RECORD SET.
++++++++++

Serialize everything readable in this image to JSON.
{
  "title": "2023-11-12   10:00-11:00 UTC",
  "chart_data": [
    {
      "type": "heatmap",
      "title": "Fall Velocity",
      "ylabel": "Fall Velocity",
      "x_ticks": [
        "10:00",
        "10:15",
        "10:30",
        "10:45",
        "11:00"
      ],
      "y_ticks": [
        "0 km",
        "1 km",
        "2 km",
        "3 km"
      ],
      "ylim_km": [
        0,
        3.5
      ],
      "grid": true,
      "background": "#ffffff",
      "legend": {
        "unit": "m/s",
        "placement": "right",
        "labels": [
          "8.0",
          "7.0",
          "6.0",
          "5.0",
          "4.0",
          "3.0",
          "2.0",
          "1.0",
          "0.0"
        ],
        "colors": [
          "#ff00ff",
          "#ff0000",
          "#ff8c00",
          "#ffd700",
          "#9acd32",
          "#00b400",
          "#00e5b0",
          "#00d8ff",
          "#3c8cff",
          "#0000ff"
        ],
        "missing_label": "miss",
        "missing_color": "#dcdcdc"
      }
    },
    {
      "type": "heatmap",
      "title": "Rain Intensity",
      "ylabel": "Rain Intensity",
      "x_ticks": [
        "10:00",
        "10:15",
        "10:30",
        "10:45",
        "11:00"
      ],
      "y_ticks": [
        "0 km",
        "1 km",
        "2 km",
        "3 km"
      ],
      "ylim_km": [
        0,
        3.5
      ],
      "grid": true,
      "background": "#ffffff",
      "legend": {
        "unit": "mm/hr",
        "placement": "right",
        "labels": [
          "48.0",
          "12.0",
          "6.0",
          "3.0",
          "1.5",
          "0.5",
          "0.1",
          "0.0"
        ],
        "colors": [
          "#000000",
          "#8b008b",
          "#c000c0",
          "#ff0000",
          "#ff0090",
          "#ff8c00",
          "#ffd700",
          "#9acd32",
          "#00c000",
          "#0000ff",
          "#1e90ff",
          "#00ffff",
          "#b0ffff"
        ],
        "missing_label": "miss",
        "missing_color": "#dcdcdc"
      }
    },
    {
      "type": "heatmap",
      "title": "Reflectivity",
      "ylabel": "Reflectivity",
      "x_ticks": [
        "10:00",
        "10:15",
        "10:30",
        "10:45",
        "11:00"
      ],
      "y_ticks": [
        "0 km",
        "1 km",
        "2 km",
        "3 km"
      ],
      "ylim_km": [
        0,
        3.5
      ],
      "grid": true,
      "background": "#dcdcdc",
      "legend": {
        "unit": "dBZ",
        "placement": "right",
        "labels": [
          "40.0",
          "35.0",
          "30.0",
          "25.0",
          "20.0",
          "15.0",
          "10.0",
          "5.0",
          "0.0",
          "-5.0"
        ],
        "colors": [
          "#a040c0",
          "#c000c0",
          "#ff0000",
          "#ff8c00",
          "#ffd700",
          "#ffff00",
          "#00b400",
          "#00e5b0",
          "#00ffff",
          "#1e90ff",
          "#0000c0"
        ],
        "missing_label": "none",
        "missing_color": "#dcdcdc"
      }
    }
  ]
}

++++++++++

INSTRUCTIONS FOR THE TASK.
Within the listing above, find every line containing the string "Rain" and return it.

WRITTEN ANSWER.
      "title": "Rain Intensity",
      "ylabel": "Rain Intensity",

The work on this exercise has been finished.